* TASK OBJECTIVE: Lines containing the string "進口物價指數" are to be collected in full.

****

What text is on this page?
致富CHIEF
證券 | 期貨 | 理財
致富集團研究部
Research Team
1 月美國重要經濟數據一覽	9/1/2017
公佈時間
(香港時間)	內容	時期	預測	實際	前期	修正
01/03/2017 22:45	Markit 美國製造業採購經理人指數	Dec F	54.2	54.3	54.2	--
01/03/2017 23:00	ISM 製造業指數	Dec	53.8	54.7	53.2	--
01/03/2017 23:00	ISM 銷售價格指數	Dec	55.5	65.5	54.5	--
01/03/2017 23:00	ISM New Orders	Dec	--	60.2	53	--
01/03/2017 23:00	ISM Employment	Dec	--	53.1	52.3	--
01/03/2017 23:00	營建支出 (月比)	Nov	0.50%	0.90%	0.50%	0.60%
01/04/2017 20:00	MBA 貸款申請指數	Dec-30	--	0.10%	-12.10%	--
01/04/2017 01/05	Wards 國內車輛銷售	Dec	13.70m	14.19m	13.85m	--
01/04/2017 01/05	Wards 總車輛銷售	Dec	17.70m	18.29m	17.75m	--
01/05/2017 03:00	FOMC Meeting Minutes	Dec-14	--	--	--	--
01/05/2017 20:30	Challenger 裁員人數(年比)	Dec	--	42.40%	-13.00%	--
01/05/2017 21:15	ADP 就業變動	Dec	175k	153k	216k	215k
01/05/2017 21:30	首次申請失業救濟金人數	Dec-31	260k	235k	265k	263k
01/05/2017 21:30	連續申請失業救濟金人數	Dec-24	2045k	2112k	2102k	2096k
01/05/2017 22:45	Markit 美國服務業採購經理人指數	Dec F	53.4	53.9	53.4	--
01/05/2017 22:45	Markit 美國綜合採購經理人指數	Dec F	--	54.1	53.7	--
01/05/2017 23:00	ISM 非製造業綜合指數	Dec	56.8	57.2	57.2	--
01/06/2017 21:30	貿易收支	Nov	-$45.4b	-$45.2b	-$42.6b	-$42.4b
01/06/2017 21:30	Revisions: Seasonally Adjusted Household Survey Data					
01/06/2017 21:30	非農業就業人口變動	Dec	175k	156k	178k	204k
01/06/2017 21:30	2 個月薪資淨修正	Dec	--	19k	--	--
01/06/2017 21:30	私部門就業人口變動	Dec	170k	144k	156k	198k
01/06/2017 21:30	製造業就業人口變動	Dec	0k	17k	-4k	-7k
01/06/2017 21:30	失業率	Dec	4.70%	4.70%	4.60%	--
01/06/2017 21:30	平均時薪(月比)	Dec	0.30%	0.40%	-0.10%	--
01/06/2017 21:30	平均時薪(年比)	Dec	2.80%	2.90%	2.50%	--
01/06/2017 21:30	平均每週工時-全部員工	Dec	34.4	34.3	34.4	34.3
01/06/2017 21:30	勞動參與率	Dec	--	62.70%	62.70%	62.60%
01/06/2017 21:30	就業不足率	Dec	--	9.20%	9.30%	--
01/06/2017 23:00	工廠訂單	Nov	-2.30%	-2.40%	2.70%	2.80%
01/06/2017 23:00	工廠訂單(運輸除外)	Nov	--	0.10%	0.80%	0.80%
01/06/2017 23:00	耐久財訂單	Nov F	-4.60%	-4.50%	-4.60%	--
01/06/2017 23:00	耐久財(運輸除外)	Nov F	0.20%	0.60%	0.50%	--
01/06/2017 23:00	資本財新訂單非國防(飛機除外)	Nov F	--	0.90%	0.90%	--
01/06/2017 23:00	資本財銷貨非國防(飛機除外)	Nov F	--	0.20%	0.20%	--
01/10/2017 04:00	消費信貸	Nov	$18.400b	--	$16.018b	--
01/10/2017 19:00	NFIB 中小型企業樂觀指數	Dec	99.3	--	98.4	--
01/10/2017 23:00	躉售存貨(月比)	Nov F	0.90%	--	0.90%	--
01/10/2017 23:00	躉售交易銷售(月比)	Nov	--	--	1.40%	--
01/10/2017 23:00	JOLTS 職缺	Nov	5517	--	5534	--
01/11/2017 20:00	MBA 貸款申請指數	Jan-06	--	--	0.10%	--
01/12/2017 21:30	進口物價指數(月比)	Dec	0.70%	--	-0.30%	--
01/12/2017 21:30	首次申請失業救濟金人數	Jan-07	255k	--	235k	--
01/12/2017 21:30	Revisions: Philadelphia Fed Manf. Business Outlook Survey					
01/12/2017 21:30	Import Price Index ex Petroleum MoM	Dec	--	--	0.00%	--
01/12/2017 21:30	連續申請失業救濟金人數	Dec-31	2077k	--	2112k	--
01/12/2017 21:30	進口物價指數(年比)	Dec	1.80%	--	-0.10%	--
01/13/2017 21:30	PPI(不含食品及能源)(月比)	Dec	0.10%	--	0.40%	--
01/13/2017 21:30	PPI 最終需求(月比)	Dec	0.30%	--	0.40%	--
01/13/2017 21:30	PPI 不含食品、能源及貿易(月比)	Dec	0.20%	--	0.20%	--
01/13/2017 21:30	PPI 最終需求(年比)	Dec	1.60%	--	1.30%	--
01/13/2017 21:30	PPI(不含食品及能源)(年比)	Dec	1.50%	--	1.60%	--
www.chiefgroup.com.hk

****

* WRITTEN ANSWER:
01/12/2017 21:30	進口物價指數(月比)	Dec	0.70%	--	-0.30%	--
01/12/2017 21:30	進口物價指數(年比)	Dec	1.80%	--	-0.10%	--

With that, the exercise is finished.